▸ Exercise goal
Set the listing down unchanged, minus every embedded image.

▸ Provided data
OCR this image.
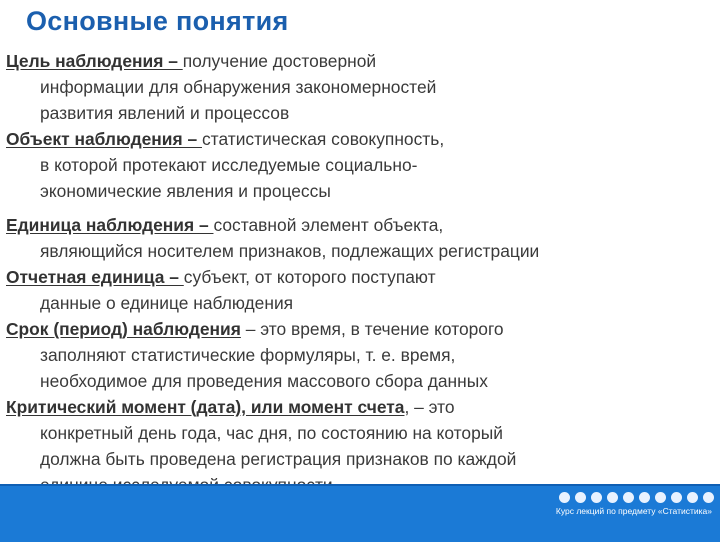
Основные понятия
Цель наблюдения – получение достоверной
информации для обнаружения закономерностей
развития явлений и процессов
Объект наблюдения – статистическая совокупность,
в которой протекают исследуемые социально-
экономические явления и процессы
Единица наблюдения – составной элемент объекта,
являющийся носителем признаков, подлежащих регистрации
Отчетная единица – субъект, от которого поступают
данные о единице наблюдения
Срок (период) наблюдения – это время, в течение которого
заполняют статистические формуляры, т. е. время,
необходимое для проведения массового сбора данных
Критический момент (дата), или момент счета, – это
конкретный день года, час дня, по состоянию на который
должна быть проведена регистрация признаков по каждой
Курс лекций по предмету «Статистика»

▸ Written reply
OCR this image.
Основные понятия
Цель наблюдения – получение достоверной
информации для обнаружения закономерностей
развития явлений и процессов
Объект наблюдения – статистическая совокупность,
в которой протекают исследуемые социально-
экономические явления и процессы
Единица наблюдения – составной элемент объекта,
являющийся носителем признаков, подлежащих регистрации
Отчетная единица – субъект, от которого поступают
данные о единице наблюдения
Срок (период) наблюдения – это время, в течение которого
заполняют статистические формуляры, т. е. время,
необходимое для проведения массового сбора данных
Критический момент (дата), или момент счета, – это
конкретный день года, час дня, по состоянию на который
должна быть проведена регистрация признаков по каждой
Курс лекций по предмету «Статистика»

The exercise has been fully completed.